— start DATA SUPPLIED —

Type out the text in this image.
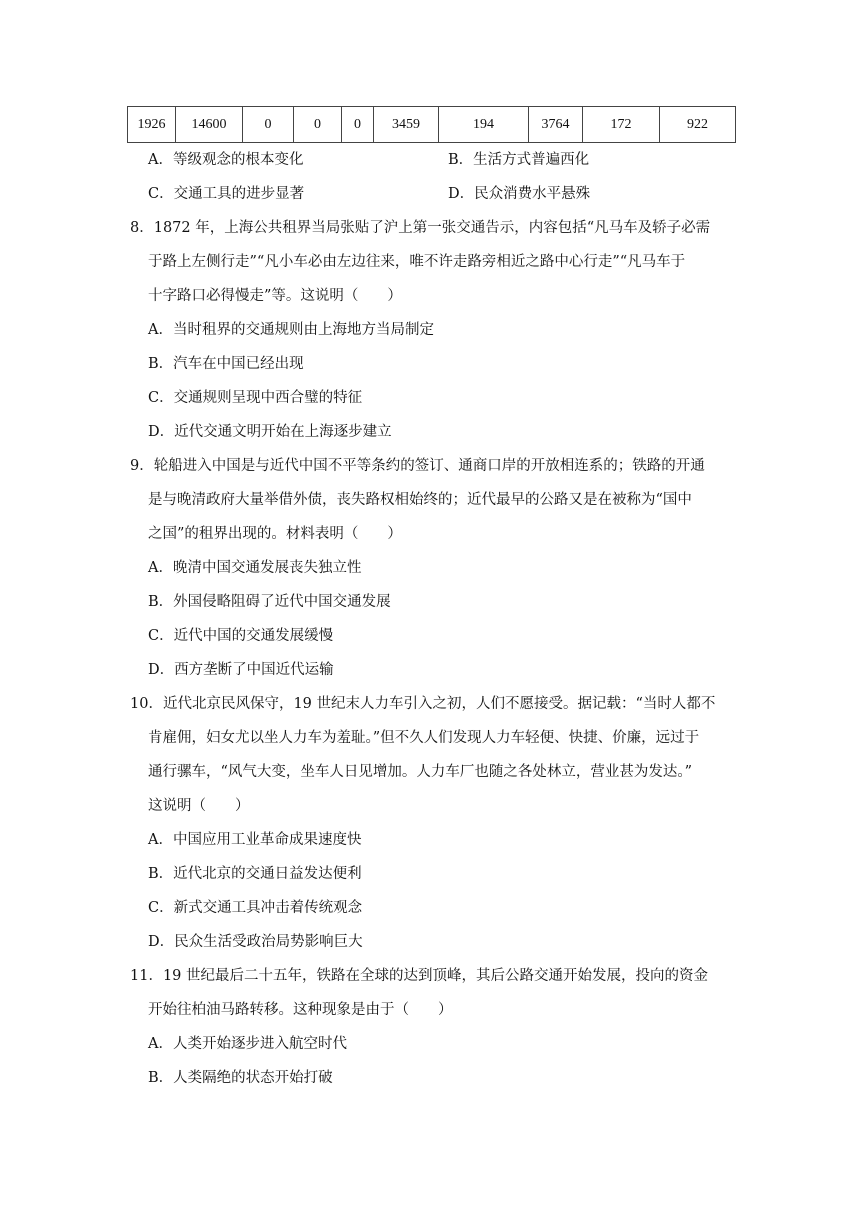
1926	14600	0	0	0	3459	194	3764	172	922
A．等级观念的根本变化	B．生活方式普遍西化
C．交通工具的进步显著	D．民众消费水平悬殊
8．1872 年，上海公共租界当局张贴了沪上第一张交通告示，内容包括“凡马车及轿子必需
于路上左侧行走”“凡小车必由左边往来，唯不许走路旁相近之路中心行走”“凡马车于
十字路口必得慢走”等。这说明（　　）
A．当时租界的交通规则由上海地方当局制定
B．汽车在中国已经出现
C．交通规则呈现中西合璧的特征
D．近代交通文明开始在上海逐步建立
9．轮船进入中国是与近代中国不平等条约的签订、通商口岸的开放相连系的；铁路的开通
是与晚清政府大量举借外债，丧失路权相始终的；近代最早的公路又是在被称为“国中
之国”的租界出现的。材料表明（　　）
A．晚清中国交通发展丧失独立性
B．外国侵略阻碍了近代中国交通发展
C．近代中国的交通发展缓慢
D．西方垄断了中国近代运输
10．近代北京民风保守，19 世纪末人力车引入之初，人们不愿接受。据记载：“当时人都不
肯雇佣，妇女尤以坐人力车为羞耻。”但不久人们发现人力车轻便、快捷、价廉，远过于
通行骡车，“风气大变，坐车人日见增加。人力车厂也随之各处林立，营业甚为发达。”
这说明（　　）
A．中国应用工业革命成果速度快
B．近代北京的交通日益发达便利
C．新式交通工具冲击着传统观念
D．民众生活受政治局势影响巨大
11．19 世纪最后二十五年，铁路在全球的达到顶峰，其后公路交通开始发展，投向的资金
开始往柏油马路转移。这种现象是由于（　　）
A．人类开始逐步进入航空时代
B．人类隔绝的状态开始打破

— end DATA SUPPLIED —

- EXERCISE REQUIREMENTS
Repeat the material above verbatim, with no pictures in the output.

- ANSWER TO THE TASK
Type out the text in this image.
1926	14600	0	0	0	3459	194	3764	172	922
A．等级观念的根本变化	B．生活方式普遍西化
C．交通工具的进步显著	D．民众消费水平悬殊
8．1872 年，上海公共租界当局张贴了沪上第一张交通告示，内容包括“凡马车及轿子必需
于路上左侧行走”“凡小车必由左边往来，唯不许走路旁相近之路中心行走”“凡马车于
十字路口必得慢走”等。这说明（　　）
A．当时租界的交通规则由上海地方当局制定
B．汽车在中国已经出现
C．交通规则呈现中西合璧的特征
D．近代交通文明开始在上海逐步建立
9．轮船进入中国是与近代中国不平等条约的签订、通商口岸的开放相连系的；铁路的开通
是与晚清政府大量举借外债，丧失路权相始终的；近代最早的公路又是在被称为“国中
之国”的租界出现的。材料表明（　　）
A．晚清中国交通发展丧失独立性
B．外国侵略阻碍了近代中国交通发展
C．近代中国的交通发展缓慢
D．西方垄断了中国近代运输
10．近代北京民风保守，19 世纪末人力车引入之初，人们不愿接受。据记载：“当时人都不
肯雇佣，妇女尤以坐人力车为羞耻。”但不久人们发现人力车轻便、快捷、价廉，远过于
通行骡车，“风气大变，坐车人日见增加。人力车厂也随之各处林立，营业甚为发达。”
这说明（　　）
A．中国应用工业革命成果速度快
B．近代北京的交通日益发达便利
C．新式交通工具冲击着传统观念
D．民众生活受政治局势影响巨大
11．19 世纪最后二十五年，铁路在全球的达到顶峰，其后公路交通开始发展，投向的资金
开始往柏油马路转移。这种现象是由于（　　）
A．人类开始逐步进入航空时代
B．人类隔绝的状态开始打破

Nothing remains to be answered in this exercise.